:: DATA TO PROCESS
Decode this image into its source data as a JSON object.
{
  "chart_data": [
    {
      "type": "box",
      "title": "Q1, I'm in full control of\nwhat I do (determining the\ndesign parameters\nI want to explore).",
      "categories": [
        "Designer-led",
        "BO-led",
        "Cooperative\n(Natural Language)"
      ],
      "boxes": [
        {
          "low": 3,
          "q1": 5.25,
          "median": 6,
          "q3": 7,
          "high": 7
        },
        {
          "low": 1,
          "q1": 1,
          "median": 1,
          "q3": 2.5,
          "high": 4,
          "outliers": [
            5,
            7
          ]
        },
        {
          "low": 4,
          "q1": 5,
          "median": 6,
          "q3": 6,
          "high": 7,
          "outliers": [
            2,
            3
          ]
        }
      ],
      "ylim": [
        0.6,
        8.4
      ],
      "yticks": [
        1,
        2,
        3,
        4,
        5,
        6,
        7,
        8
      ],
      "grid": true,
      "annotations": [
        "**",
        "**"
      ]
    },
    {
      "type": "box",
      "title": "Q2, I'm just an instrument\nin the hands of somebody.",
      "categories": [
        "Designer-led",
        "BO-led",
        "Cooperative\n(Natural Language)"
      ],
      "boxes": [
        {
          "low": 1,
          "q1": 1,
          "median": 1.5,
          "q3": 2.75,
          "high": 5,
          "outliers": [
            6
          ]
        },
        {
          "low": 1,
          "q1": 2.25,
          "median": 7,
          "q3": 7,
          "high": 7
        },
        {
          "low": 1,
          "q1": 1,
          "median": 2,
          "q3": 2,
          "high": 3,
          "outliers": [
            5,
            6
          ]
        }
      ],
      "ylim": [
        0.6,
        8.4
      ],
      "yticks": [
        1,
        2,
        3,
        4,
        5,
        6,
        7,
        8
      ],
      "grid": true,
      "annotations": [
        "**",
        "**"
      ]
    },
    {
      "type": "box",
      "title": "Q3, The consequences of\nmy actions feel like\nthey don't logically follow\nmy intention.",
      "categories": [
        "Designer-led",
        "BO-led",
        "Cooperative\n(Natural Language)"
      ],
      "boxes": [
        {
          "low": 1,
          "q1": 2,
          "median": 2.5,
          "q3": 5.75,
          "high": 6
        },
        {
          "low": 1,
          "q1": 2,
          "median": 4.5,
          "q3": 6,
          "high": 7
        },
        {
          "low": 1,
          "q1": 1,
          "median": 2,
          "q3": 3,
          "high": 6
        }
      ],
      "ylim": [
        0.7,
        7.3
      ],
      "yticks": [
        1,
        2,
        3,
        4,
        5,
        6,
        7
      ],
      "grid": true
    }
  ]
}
::::
Retype the records above exactly.

Decode this image into its source data as a JSON object.
{
  "chart_data": [
    {
      "type": "box",
      "title": "Q1, I'm in full control of\nwhat I do (determining the\ndesign parameters\nI want to explore).",
      "categories": [
        "Designer-led",
        "BO-led",
        "Cooperative\n(Natural Language)"
      ],
      "boxes": [
        {
          "low": 3,
          "q1": 5.25,
          "median": 6,
          "q3": 7,
          "high": 7
        },
        {
          "low": 1,
          "q1": 1,
          "median": 1,
          "q3": 2.5,
          "high": 4,
          "outliers": [
            5,
            7
          ]
        },
        {
          "low": 4,
          "q1": 5,
          "median": 6,
          "q3": 6,
          "high": 7,
          "outliers": [
            2,
            3
          ]
        }
      ],
      "ylim": [
        0.6,
        8.4
      ],
      "yticks": [
        1,
        2,
        3,
        4,
        5,
        6,
        7,
        8
      ],
      "grid": true,
      "annotations": [
        "**",
        "**"
      ]
    },
    {
      "type": "box",
      "title": "Q2, I'm just an instrument\nin the hands of somebody.",
      "categories": [
        "Designer-led",
        "BO-led",
        "Cooperative\n(Natural Language)"
      ],
      "boxes": [
        {
          "low": 1,
          "q1": 1,
          "median": 1.5,
          "q3": 2.75,
          "high": 5,
          "outliers": [
            6
          ]
        },
        {
          "low": 1,
          "q1": 2.25,
          "median": 7,
          "q3": 7,
          "high": 7
        },
        {
          "low": 1,
          "q1": 1,
          "median": 2,
          "q3": 2,
          "high": 3,
          "outliers": [
            5,
            6
          ]
        }
      ],
      "ylim": [
        0.6,
        8.4
      ],
      "yticks": [
        1,
        2,
        3,
        4,
        5,
        6,
        7,
        8
      ],
      "grid": true,
      "annotations": [
        "**",
        "**"
      ]
    },
    {
      "type": "box",
      "title": "Q3, The consequences of\nmy actions feel like\nthey don't logically follow\nmy intention.",
      "categories": [
        "Designer-led",
        "BO-led",
        "Cooperative\n(Natural Language)"
      ],
      "boxes": [
        {
          "low": 1,
          "q1": 2,
          "median": 2.5,
          "q3": 5.75,
          "high": 6
        },
        {
          "low": 1,
          "q1": 2,
          "median": 4.5,
          "q3": 6,
          "high": 7
        },
        {
          "low": 1,
          "q1": 1,
          "median": 2,
          "q3": 3,
          "high": 6
        }
      ],
      "ylim": [
        0.7,
        7.3
      ],
      "yticks": [
        1,
        2,
        3,
        4,
        5,
        6,
        7
      ],
      "grid": true
    }
  ]
}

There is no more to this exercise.